# Exercise directions
Find the word "Algebra" in the data. Return every line where it appears.

[Source data]
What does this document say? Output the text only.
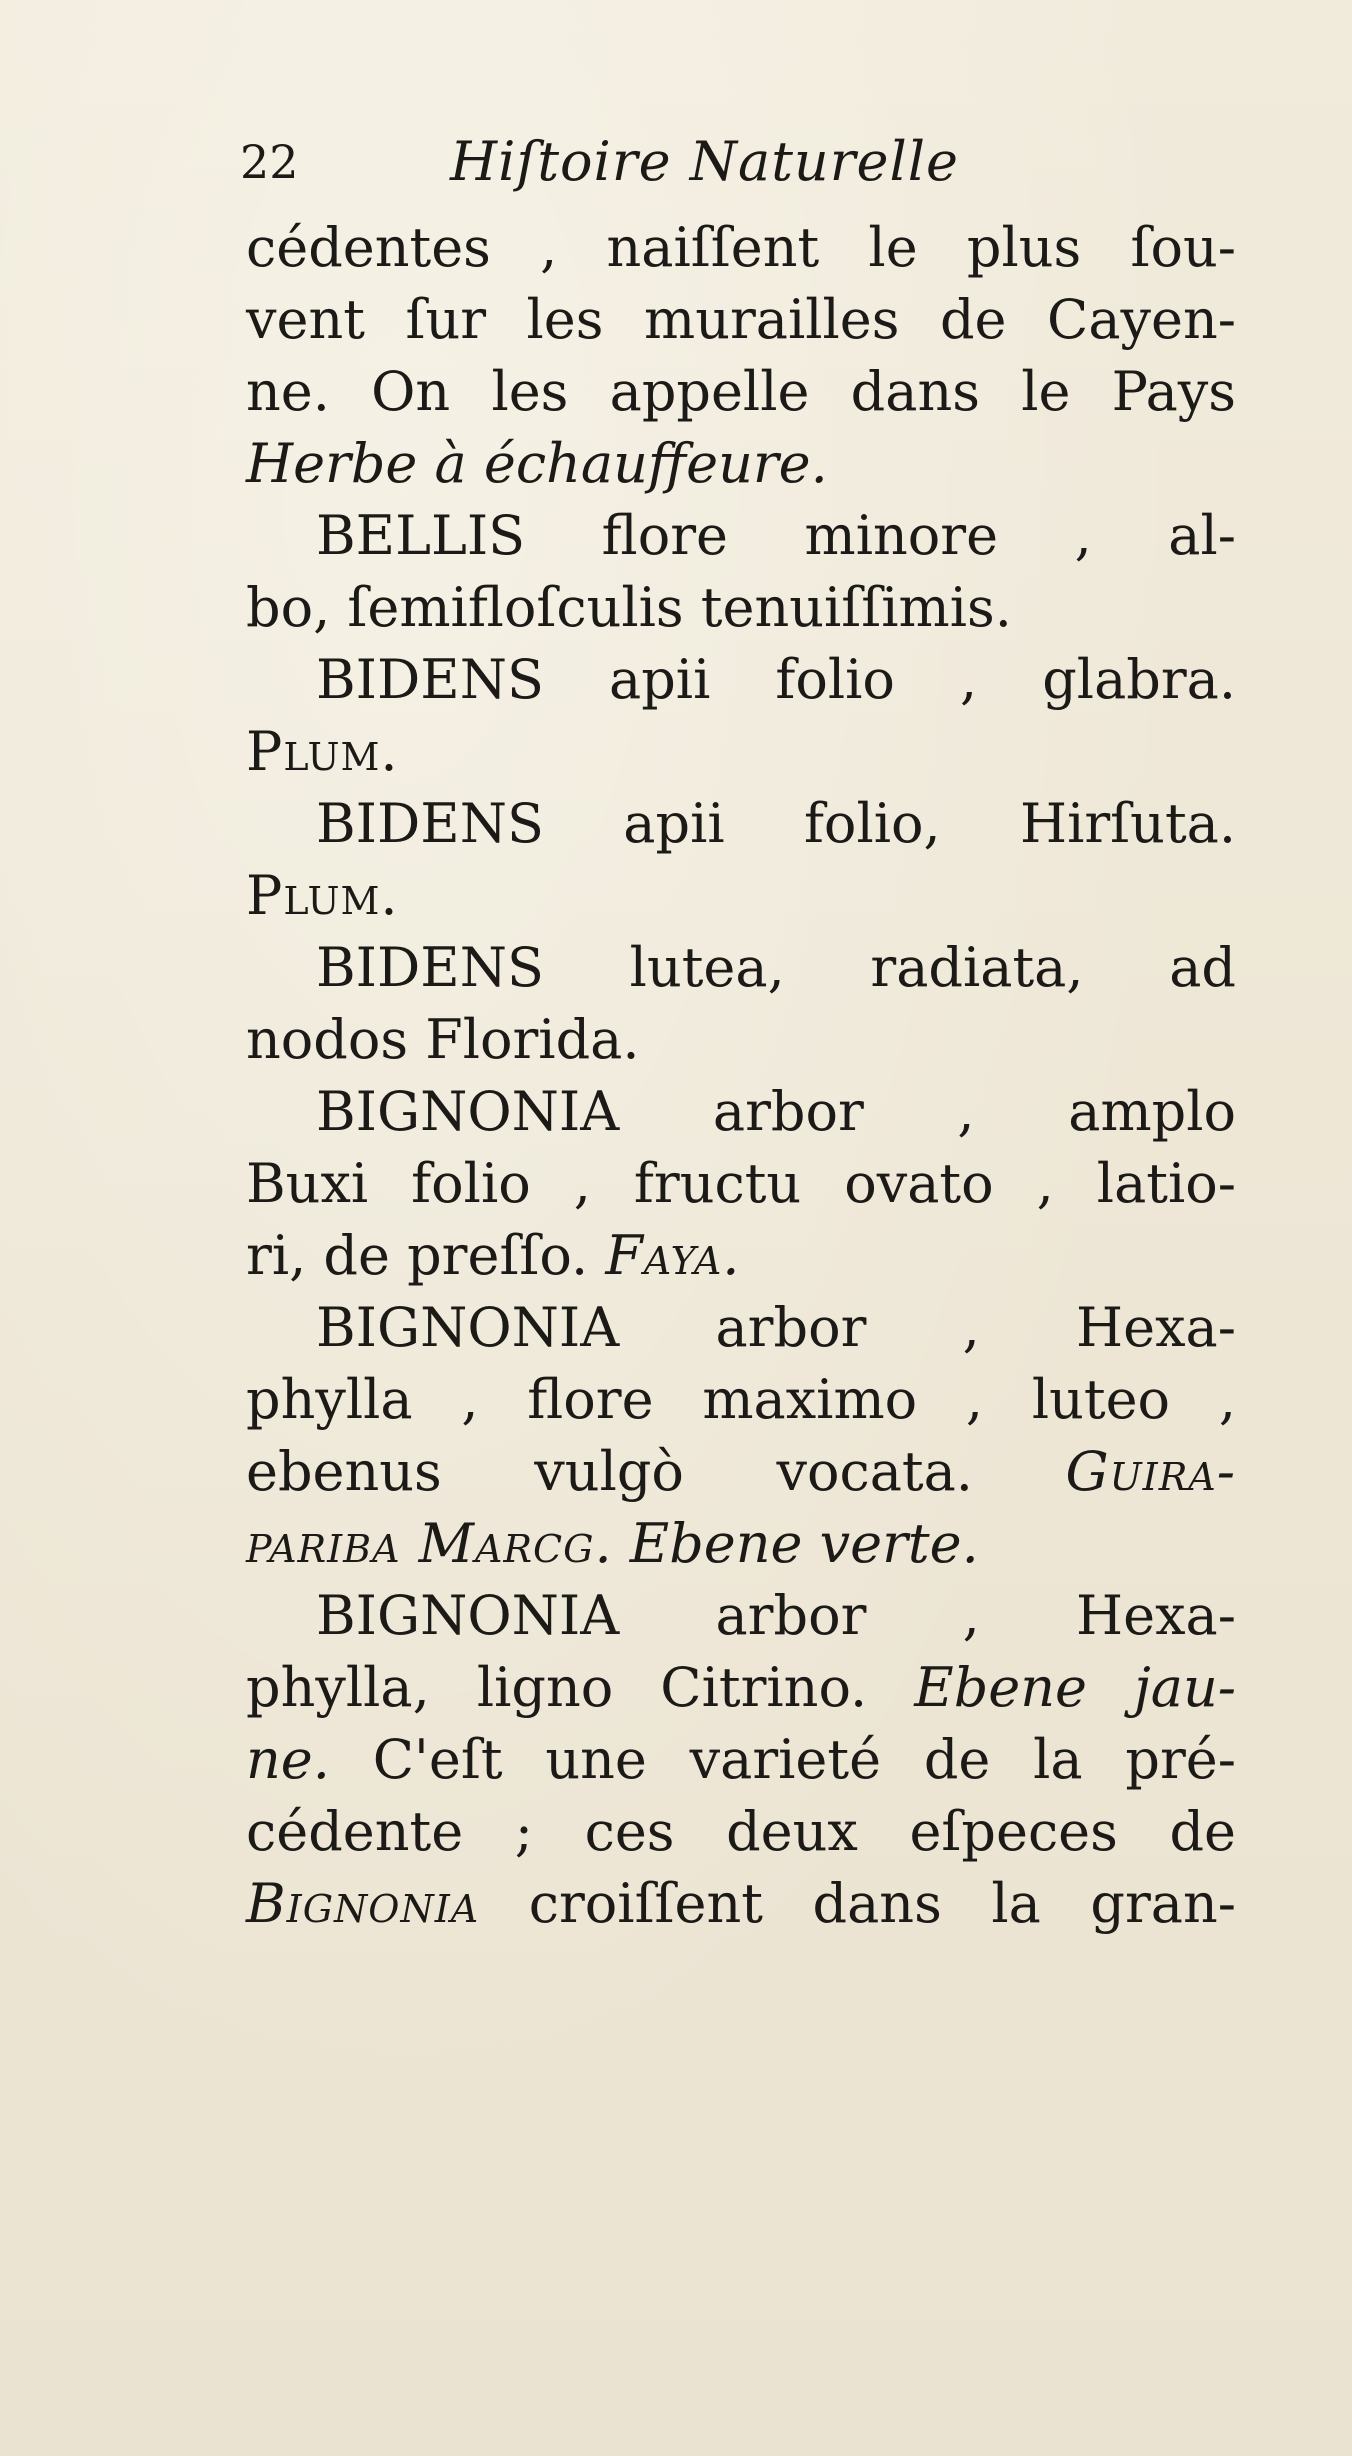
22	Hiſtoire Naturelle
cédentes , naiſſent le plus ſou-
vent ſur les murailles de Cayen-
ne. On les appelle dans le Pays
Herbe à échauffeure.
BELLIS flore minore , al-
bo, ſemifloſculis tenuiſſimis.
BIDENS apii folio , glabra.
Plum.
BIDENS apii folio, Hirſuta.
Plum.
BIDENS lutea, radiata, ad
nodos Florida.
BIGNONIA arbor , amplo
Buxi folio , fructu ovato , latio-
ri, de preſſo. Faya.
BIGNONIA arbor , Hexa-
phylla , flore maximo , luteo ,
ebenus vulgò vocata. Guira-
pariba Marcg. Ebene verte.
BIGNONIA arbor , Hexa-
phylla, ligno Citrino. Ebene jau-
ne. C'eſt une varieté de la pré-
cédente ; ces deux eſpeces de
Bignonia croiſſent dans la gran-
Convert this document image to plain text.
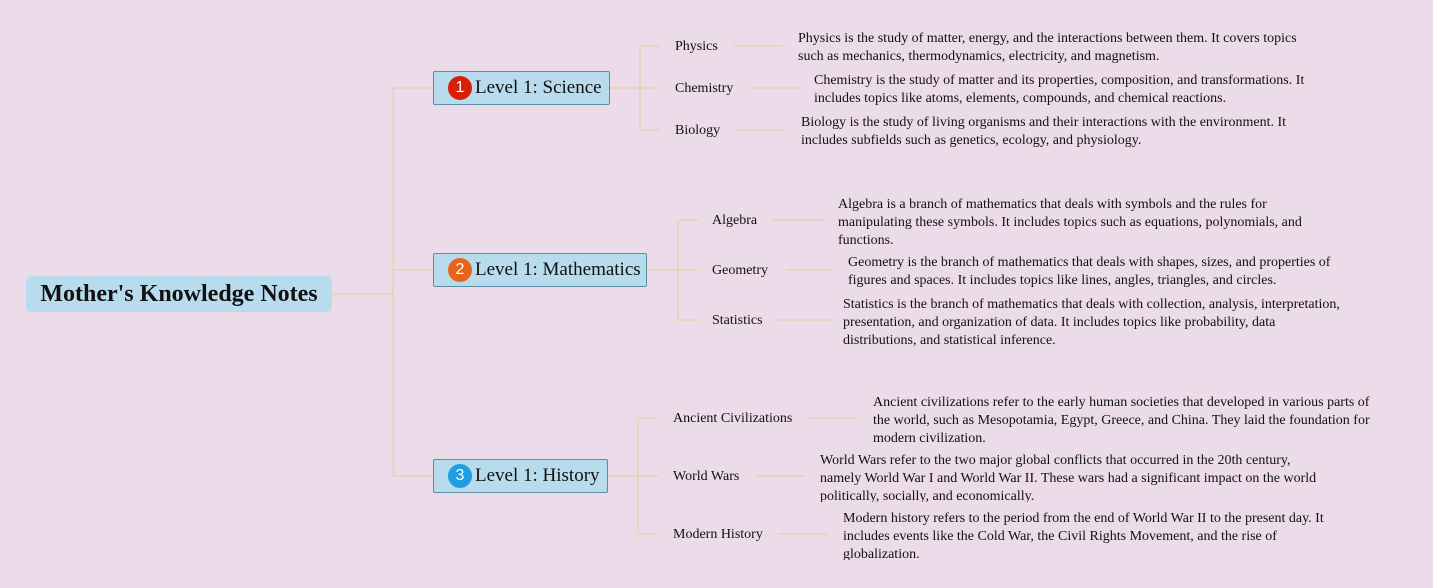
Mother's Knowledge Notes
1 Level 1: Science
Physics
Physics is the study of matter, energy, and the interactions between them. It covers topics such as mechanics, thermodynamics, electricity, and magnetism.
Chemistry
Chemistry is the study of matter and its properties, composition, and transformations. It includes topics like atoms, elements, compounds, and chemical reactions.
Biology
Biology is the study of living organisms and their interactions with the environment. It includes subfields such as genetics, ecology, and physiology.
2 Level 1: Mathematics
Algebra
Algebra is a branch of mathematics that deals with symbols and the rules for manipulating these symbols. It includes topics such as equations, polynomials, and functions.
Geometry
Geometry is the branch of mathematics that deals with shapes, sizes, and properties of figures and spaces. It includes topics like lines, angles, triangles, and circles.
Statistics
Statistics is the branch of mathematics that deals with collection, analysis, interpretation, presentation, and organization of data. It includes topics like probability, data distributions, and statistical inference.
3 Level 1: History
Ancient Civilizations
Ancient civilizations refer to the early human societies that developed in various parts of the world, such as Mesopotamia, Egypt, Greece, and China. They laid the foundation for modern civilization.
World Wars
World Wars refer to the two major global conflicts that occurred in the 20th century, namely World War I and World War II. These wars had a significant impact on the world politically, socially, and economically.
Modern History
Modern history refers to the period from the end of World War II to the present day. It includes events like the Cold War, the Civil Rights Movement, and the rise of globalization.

# Exercise answer
Algebra
Algebra is a branch of mathematics that deals with symbols and the rules for manipulating these symbols. It includes topics such as equations, polynomials, and functions.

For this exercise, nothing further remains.